(Stored data entries)
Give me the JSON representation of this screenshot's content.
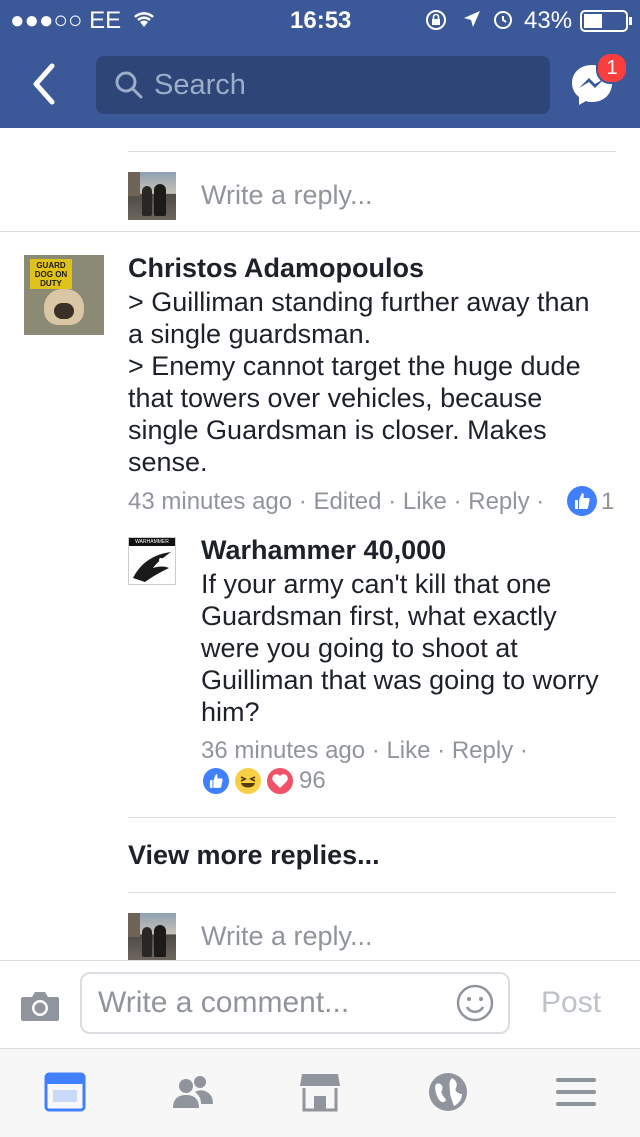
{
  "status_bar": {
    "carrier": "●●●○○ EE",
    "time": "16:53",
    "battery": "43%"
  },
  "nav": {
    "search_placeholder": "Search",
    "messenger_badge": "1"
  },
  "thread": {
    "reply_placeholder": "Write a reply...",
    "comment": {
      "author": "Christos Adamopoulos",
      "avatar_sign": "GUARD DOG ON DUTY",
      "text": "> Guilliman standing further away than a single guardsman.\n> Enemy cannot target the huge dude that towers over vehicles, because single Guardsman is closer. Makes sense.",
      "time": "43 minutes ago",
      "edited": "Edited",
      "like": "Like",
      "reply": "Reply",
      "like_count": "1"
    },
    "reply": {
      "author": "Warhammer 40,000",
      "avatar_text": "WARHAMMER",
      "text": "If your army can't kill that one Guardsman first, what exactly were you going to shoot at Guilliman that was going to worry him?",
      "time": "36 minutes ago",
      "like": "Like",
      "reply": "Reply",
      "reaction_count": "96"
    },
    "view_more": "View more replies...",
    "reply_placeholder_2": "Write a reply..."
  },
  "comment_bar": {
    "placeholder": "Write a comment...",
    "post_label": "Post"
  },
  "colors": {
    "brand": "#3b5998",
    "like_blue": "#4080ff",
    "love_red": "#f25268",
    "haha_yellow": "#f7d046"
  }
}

Task directions: Leave out the pictures and give the rest of the records again exactly.

Exercise result:
Give me the JSON representation of this screenshot's content.
{
  "status_bar": {
    "carrier": "●●●○○ EE",
    "time": "16:53",
    "battery": "43%"
  },
  "nav": {
    "search_placeholder": "Search",
    "messenger_badge": "1"
  },
  "thread": {
    "reply_placeholder": "Write a reply...",
    "comment": {
      "author": "Christos Adamopoulos",
      "avatar_sign": "GUARD DOG ON DUTY",
      "text": "> Guilliman standing further away than a single guardsman.\n> Enemy cannot target the huge dude that towers over vehicles, because single Guardsman is closer. Makes sense.",
      "time": "43 minutes ago",
      "edited": "Edited",
      "like": "Like",
      "reply": "Reply",
      "like_count": "1"
    },
    "reply": {
      "author": "Warhammer 40,000",
      "avatar_text": "WARHAMMER",
      "text": "If your army can't kill that one Guardsman first, what exactly were you going to shoot at Guilliman that was going to worry him?",
      "time": "36 minutes ago",
      "like": "Like",
      "reply": "Reply",
      "reaction_count": "96"
    },
    "view_more": "View more replies...",
    "reply_placeholder_2": "Write a reply..."
  },
  "comment_bar": {
    "placeholder": "Write a comment...",
    "post_label": "Post"
  },
  "colors": {
    "brand": "#3b5998",
    "like_blue": "#4080ff",
    "love_red": "#f25268",
    "haha_yellow": "#f7d046"
  }
}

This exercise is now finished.